Exercise directions — Leave out the pictures and copy everything else in the entries exactly.

Records supplied —
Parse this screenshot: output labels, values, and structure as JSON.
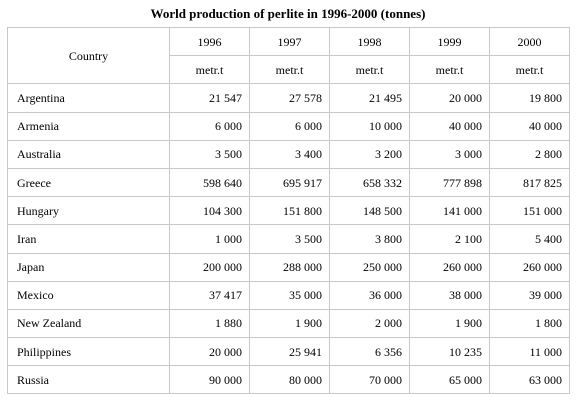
{
  "title": "World production of perlite in 1996-2000 (tonnes)",
  "header": {
    "country_label": "Country",
    "years": [
      "1996",
      "1997",
      "1998",
      "1999",
      "2000"
    ],
    "unit": "metr.t"
  },
  "rows": [
    {
      "country": "Argentina",
      "values": [
        "21 547",
        "27 578",
        "21 495",
        "20 000",
        "19 800"
      ]
    },
    {
      "country": "Armenia",
      "values": [
        "6 000",
        "6 000",
        "10 000",
        "40 000",
        "40 000"
      ]
    },
    {
      "country": "Australia",
      "values": [
        "3 500",
        "3 400",
        "3 200",
        "3 000",
        "2 800"
      ]
    },
    {
      "country": "Greece",
      "values": [
        "598 640",
        "695 917",
        "658 332",
        "777 898",
        "817 825"
      ]
    },
    {
      "country": "Hungary",
      "values": [
        "104 300",
        "151 800",
        "148 500",
        "141 000",
        "151 000"
      ]
    },
    {
      "country": "Iran",
      "values": [
        "1 000",
        "3 500",
        "3 800",
        "2 100",
        "5 400"
      ]
    },
    {
      "country": "Japan",
      "values": [
        "200 000",
        "288 000",
        "250 000",
        "260 000",
        "260 000"
      ]
    },
    {
      "country": "Mexico",
      "values": [
        "37 417",
        "35 000",
        "36 000",
        "38 000",
        "39 000"
      ]
    },
    {
      "country": "New Zealand",
      "values": [
        "1 880",
        "1 900",
        "2 000",
        "1 900",
        "1 800"
      ]
    },
    {
      "country": "Philippines",
      "values": [
        "20 000",
        "25 941",
        "6 356",
        "10 235",
        "11 000"
      ]
    },
    {
      "country": "Russia",
      "values": [
        "90 000",
        "80 000",
        "70 000",
        "65 000",
        "63 000"
      ]
    }
  ]
}
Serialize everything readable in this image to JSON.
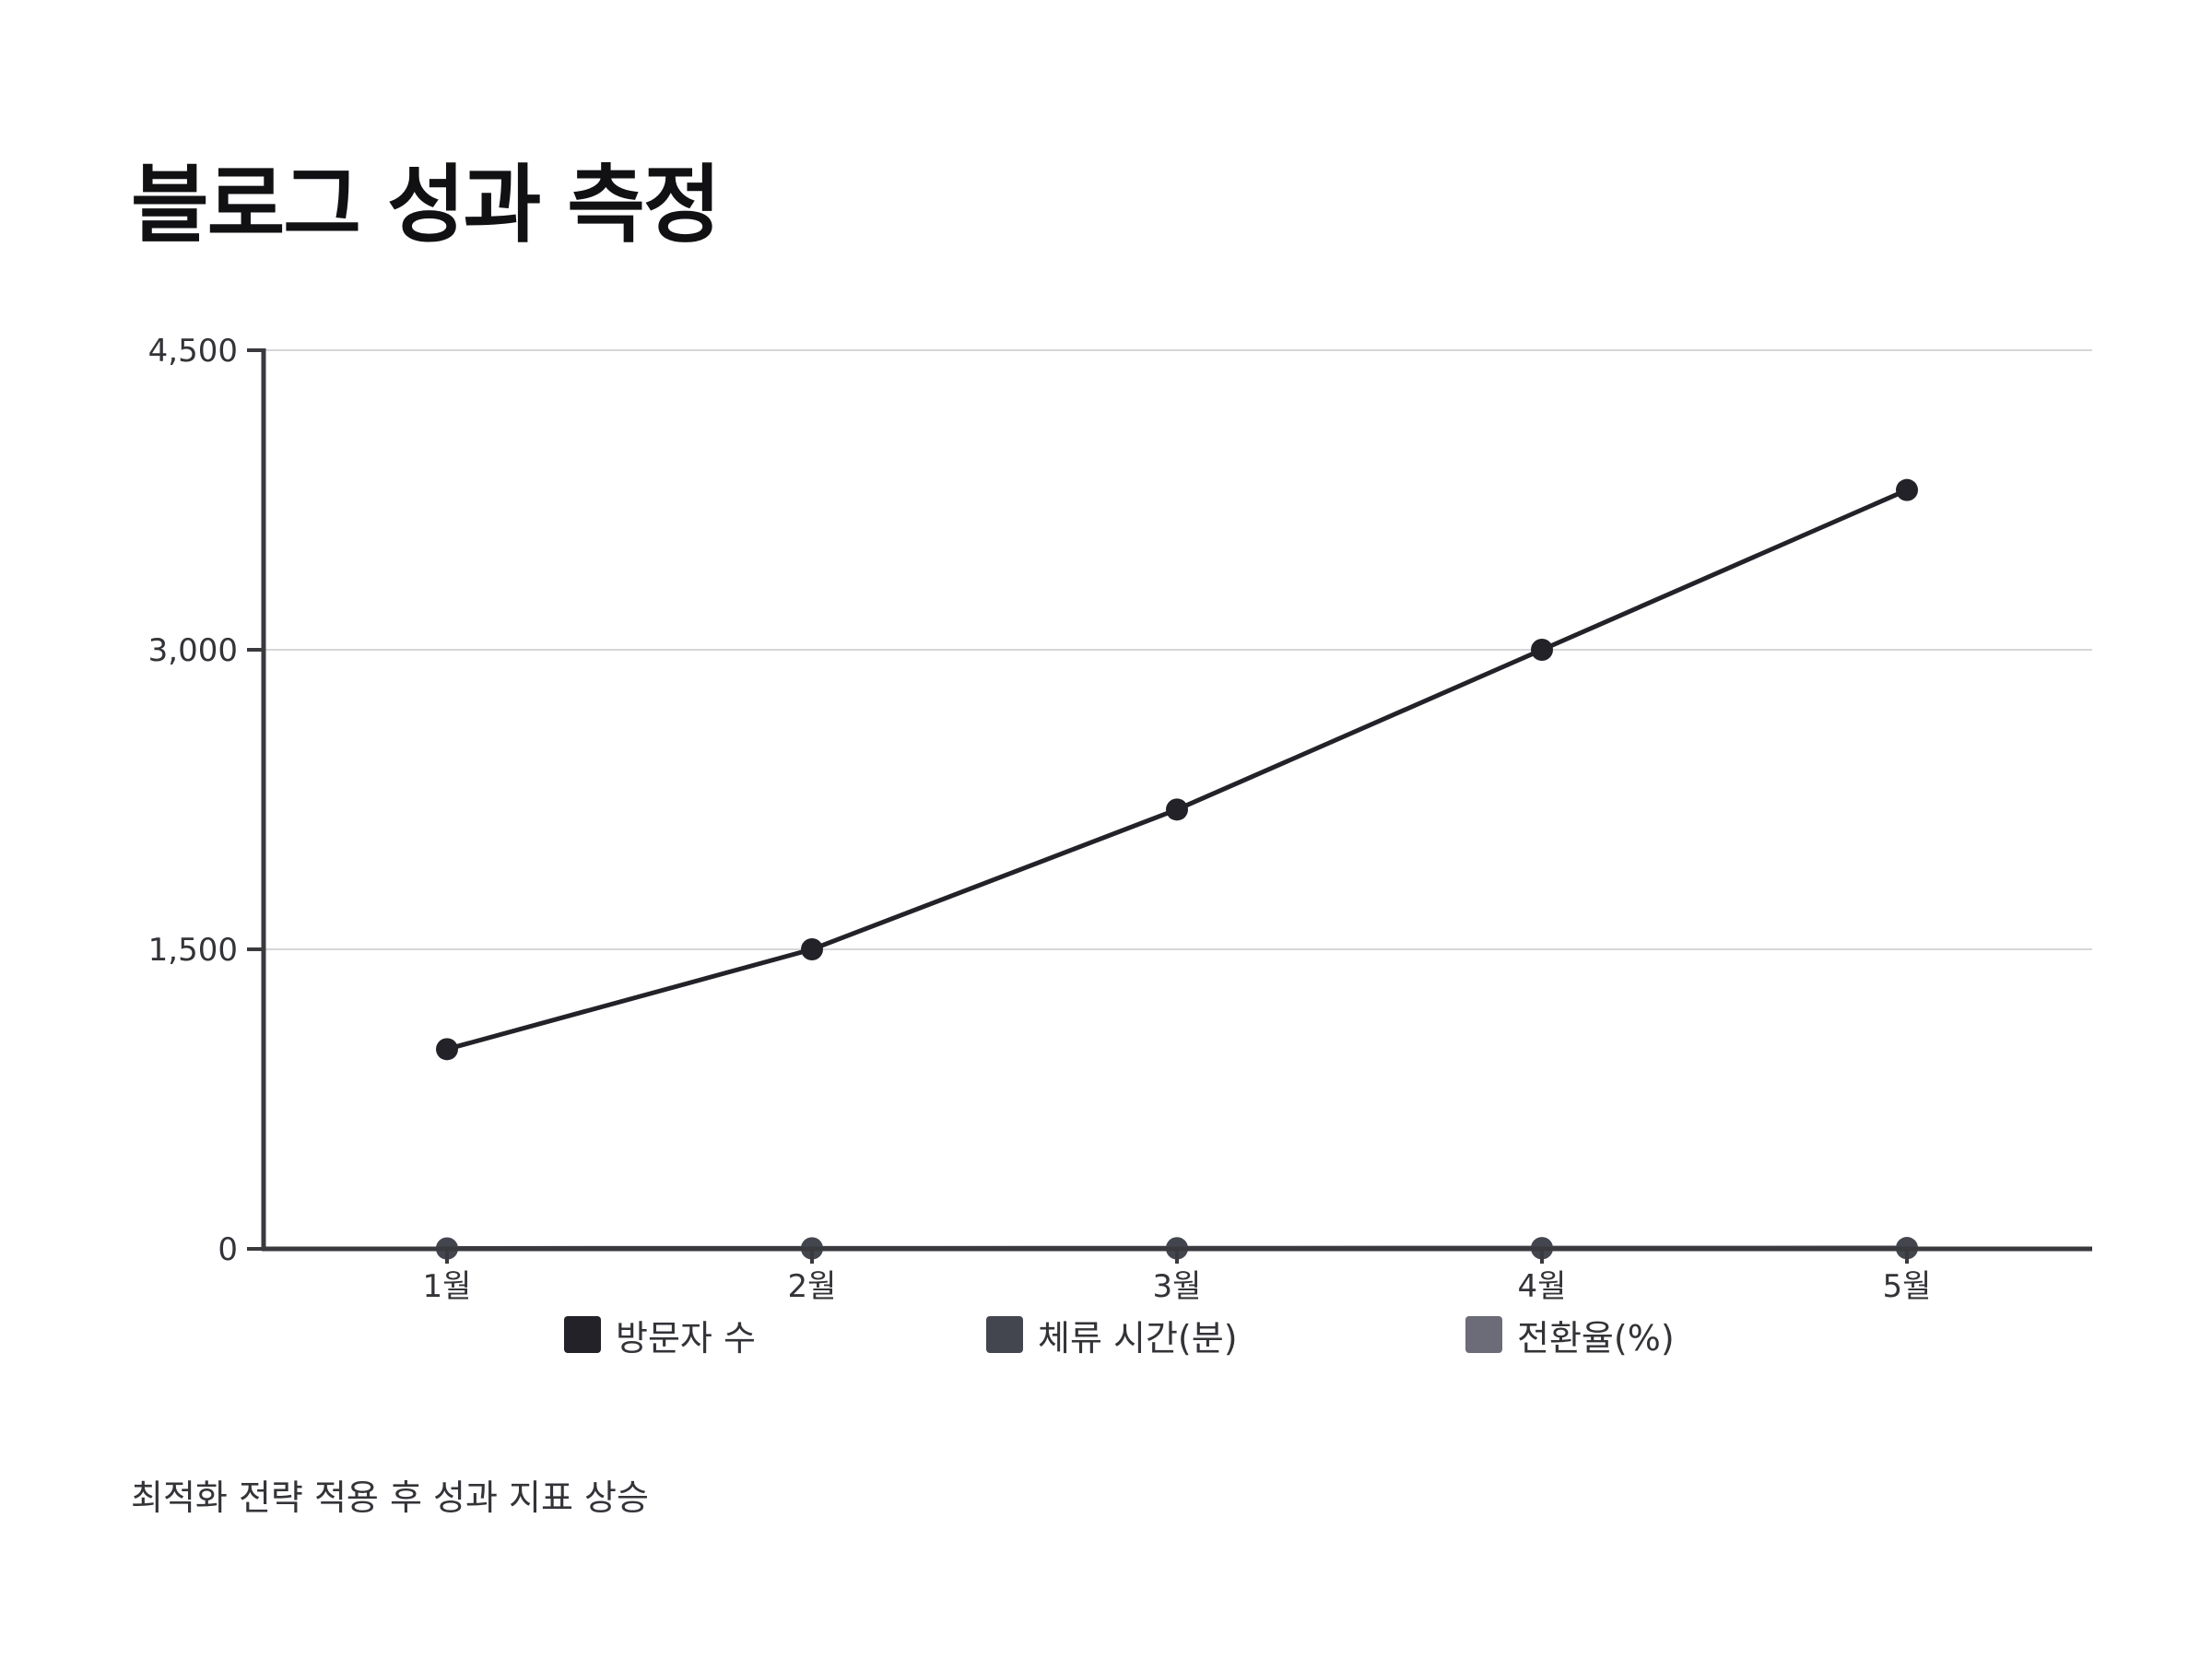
{
  "title": "블로그 성과 측정",
  "caption": "최적화 전략 적용 후 성과 지표 상승",
  "colors": {
    "axis": "#3a3a3e",
    "grid": "#d6d6d8",
    "series": [
      "#222228",
      "#44464f",
      "#6b6c78"
    ]
  },
  "chart_data": {
    "type": "line",
    "title": "블로그 성과 측정",
    "categories": [
      "1월",
      "2월",
      "3월",
      "4월",
      "5월"
    ],
    "y_ticks": [
      "0",
      "1,500",
      "3,000",
      "4,500"
    ],
    "ylim": [
      0,
      4500
    ],
    "grid": true,
    "legend_position": "bottom",
    "series": [
      {
        "name": "방문자 수",
        "values": [
          1000,
          1500,
          2200,
          3000,
          3800
        ]
      },
      {
        "name": "체류 시간(분)",
        "values": [
          2.5,
          3.0,
          3.5,
          4.0,
          4.5
        ]
      },
      {
        "name": "전환율(%)",
        "values": [
          1.2,
          1.5,
          1.8,
          2.2,
          2.6
        ]
      }
    ]
  }
}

Exercise response —
Parse this screenshot: output labels, values, and structure as JSON.
{
  "title": "World production of perlite in 1996-2000 (tonnes)",
  "header": {
    "country_label": "Country",
    "years": [
      "1996",
      "1997",
      "1998",
      "1999",
      "2000"
    ],
    "unit": "metr.t"
  },
  "rows": [
    {
      "country": "Argentina",
      "values": [
        "21 547",
        "27 578",
        "21 495",
        "20 000",
        "19 800"
      ]
    },
    {
      "country": "Armenia",
      "values": [
        "6 000",
        "6 000",
        "10 000",
        "40 000",
        "40 000"
      ]
    },
    {
      "country": "Australia",
      "values": [
        "3 500",
        "3 400",
        "3 200",
        "3 000",
        "2 800"
      ]
    },
    {
      "country": "Greece",
      "values": [
        "598 640",
        "695 917",
        "658 332",
        "777 898",
        "817 825"
      ]
    },
    {
      "country": "Hungary",
      "values": [
        "104 300",
        "151 800",
        "148 500",
        "141 000",
        "151 000"
      ]
    },
    {
      "country": "Iran",
      "values": [
        "1 000",
        "3 500",
        "3 800",
        "2 100",
        "5 400"
      ]
    },
    {
      "country": "Japan",
      "values": [
        "200 000",
        "288 000",
        "250 000",
        "260 000",
        "260 000"
      ]
    },
    {
      "country": "Mexico",
      "values": [
        "37 417",
        "35 000",
        "36 000",
        "38 000",
        "39 000"
      ]
    },
    {
      "country": "New Zealand",
      "values": [
        "1 880",
        "1 900",
        "2 000",
        "1 900",
        "1 800"
      ]
    },
    {
      "country": "Philippines",
      "values": [
        "20 000",
        "25 941",
        "6 356",
        "10 235",
        "11 000"
      ]
    },
    {
      "country": "Russia",
      "values": [
        "90 000",
        "80 000",
        "70 000",
        "65 000",
        "63 000"
      ]
    }
  ]
}
Serialize everything readable in this image to JSON.
{
  "title": "블로그 성과 측정",
  "caption": "최적화 전략 적용 후 성과 지표 상승",
  "colors": {
    "axis": "#3a3a3e",
    "grid": "#d6d6d8",
    "series": [
      "#222228",
      "#44464f",
      "#6b6c78"
    ]
  },
  "chart_data": {
    "type": "line",
    "title": "블로그 성과 측정",
    "categories": [
      "1월",
      "2월",
      "3월",
      "4월",
      "5월"
    ],
    "y_ticks": [
      "0",
      "1,500",
      "3,000",
      "4,500"
    ],
    "ylim": [
      0,
      4500
    ],
    "grid": true,
    "legend_position": "bottom",
    "series": [
      {
        "name": "방문자 수",
        "values": [
          1000,
          1500,
          2200,
          3000,
          3800
        ]
      },
      {
        "name": "체류 시간(분)",
        "values": [
          2.5,
          3.0,
          3.5,
          4.0,
          4.5
        ]
      },
      {
        "name": "전환율(%)",
        "values": [
          1.2,
          1.5,
          1.8,
          2.2,
          2.6
        ]
      }
    ]
  }
}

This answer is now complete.